### JOB
Write out each line beneath this one exactly as it reads.
== RECORDS TO PROCESS ==
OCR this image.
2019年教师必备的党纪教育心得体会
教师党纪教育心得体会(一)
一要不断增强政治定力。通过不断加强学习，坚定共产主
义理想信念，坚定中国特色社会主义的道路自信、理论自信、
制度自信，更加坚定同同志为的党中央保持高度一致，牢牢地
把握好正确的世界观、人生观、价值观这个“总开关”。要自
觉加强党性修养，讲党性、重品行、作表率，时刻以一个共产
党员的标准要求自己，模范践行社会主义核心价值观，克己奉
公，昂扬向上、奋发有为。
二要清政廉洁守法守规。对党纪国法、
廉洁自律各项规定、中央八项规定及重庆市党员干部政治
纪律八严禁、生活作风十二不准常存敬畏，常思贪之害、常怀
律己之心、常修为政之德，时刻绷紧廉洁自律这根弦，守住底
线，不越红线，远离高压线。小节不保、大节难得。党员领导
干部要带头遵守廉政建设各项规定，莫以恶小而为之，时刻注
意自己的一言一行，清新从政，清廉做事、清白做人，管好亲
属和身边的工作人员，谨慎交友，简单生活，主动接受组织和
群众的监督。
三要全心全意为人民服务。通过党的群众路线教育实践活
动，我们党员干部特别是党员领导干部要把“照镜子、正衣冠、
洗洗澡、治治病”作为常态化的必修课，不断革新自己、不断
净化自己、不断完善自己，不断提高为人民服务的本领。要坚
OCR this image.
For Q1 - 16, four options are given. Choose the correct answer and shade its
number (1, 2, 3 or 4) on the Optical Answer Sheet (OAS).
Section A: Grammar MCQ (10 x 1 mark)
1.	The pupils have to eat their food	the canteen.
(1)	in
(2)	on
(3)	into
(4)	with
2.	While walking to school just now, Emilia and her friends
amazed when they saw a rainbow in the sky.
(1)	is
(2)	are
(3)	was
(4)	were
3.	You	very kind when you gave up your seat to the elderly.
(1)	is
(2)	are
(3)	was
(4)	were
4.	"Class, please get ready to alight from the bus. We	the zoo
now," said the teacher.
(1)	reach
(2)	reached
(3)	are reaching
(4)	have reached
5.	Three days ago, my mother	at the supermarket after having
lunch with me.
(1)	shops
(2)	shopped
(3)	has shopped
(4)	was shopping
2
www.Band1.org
===
### CORRECT ANSWER
OCR this image.
2019年教师必备的党纪教育心得体会
教师党纪教育心得体会(一)
一要不断增强政治定力。通过不断加强学习，坚定共产主
义理想信念，坚定中国特色社会主义的道路自信、理论自信、
制度自信，更加坚定同同志为的党中央保持高度一致，牢牢地
把握好正确的世界观、人生观、价值观这个“总开关”。要自
觉加强党性修养，讲党性、重品行、作表率，时刻以一个共产
党员的标准要求自己，模范践行社会主义核心价值观，克己奉
公，昂扬向上、奋发有为。
二要清政廉洁守法守规。对党纪国法、
廉洁自律各项规定、中央八项规定及重庆市党员干部政治
纪律八严禁、生活作风十二不准常存敬畏，常思贪之害、常怀
律己之心、常修为政之德，时刻绷紧廉洁自律这根弦，守住底
线，不越红线，远离高压线。小节不保、大节难得。党员领导
干部要带头遵守廉政建设各项规定，莫以恶小而为之，时刻注
意自己的一言一行，清新从政，清廉做事、清白做人，管好亲
属和身边的工作人员，谨慎交友，简单生活，主动接受组织和
群众的监督。
三要全心全意为人民服务。通过党的群众路线教育实践活
动，我们党员干部特别是党员领导干部要把“照镜子、正衣冠、
洗洗澡、治治病”作为常态化的必修课，不断革新自己、不断
净化自己、不断完善自己，不断提高为人民服务的本领。要坚
OCR this image.
For Q1 - 16, four options are given. Choose the correct answer and shade its
number (1, 2, 3 or 4) on the Optical Answer Sheet (OAS).
Section A: Grammar MCQ (10 x 1 mark)
1.	The pupils have to eat their food	the canteen.
(1)	in
(2)	on
(3)	into
(4)	with
2.	While walking to school just now, Emilia and her friends
amazed when they saw a rainbow in the sky.
(1)	is
(2)	are
(3)	was
(4)	were
3.	You	very kind when you gave up your seat to the elderly.
(1)	is
(2)	are
(3)	was
(4)	were
4.	"Class, please get ready to alight from the bus. We	the zoo
now," said the teacher.
(1)	reach
(2)	reached
(3)	are reaching
(4)	have reached
5.	Three days ago, my mother	at the supermarket after having
lunch with me.
(1)	shops
(2)	shopped
(3)	has shopped
(4)	was shopping
2
www.Band1.org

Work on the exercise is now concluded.